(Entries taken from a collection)

:::

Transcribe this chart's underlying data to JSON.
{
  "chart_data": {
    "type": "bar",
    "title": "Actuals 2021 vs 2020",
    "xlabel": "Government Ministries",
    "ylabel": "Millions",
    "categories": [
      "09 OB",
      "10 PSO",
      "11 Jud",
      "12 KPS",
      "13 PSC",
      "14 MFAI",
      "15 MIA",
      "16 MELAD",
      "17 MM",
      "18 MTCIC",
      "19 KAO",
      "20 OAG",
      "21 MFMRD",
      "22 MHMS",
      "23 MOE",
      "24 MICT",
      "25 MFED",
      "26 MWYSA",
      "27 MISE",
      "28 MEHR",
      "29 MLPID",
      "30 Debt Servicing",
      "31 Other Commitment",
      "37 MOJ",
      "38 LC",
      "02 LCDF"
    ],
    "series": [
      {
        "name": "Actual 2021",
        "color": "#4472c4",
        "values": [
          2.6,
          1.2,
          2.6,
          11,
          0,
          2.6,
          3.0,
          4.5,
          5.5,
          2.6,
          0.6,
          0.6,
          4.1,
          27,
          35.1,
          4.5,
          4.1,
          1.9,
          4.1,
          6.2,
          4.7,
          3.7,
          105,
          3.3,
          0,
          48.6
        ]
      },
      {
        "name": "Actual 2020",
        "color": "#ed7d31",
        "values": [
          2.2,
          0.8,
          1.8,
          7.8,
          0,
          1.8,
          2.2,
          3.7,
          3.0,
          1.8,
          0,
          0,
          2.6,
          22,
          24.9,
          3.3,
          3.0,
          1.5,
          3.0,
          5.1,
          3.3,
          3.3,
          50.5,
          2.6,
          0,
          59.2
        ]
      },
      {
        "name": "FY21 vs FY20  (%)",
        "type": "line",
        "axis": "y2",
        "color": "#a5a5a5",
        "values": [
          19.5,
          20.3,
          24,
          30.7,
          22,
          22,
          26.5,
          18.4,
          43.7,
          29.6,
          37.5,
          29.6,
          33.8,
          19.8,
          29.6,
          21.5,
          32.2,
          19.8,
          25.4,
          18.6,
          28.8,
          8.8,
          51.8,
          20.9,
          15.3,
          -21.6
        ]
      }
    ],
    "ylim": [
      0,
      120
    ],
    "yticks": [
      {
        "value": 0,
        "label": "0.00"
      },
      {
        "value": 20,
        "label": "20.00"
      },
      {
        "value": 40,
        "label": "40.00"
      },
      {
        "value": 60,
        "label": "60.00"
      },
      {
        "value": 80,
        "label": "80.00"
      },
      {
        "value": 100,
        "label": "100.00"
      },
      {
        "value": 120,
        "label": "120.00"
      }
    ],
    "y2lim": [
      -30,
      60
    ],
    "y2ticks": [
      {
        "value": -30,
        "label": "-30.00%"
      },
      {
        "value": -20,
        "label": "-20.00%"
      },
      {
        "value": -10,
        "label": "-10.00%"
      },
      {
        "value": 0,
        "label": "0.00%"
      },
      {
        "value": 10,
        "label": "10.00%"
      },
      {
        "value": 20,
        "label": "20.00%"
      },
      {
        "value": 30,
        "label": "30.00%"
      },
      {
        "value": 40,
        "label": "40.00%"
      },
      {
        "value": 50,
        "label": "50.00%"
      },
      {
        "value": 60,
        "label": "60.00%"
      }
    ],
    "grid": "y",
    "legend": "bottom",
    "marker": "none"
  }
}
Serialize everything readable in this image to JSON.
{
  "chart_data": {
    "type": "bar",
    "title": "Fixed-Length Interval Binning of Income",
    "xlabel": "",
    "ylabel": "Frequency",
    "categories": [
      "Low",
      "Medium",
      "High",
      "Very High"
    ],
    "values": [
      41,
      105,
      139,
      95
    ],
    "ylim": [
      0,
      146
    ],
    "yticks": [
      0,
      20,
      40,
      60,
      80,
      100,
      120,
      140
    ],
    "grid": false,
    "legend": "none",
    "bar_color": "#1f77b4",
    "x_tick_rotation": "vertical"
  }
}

:::

▶ **GIVEN EXERCISE**: Which lines in the data above contain "this"? Show each one.

▶ **WRITTEN REPLY**:
Transcribe this chart's underlying data to JSON.
Serialize everything readable in this image to JSON.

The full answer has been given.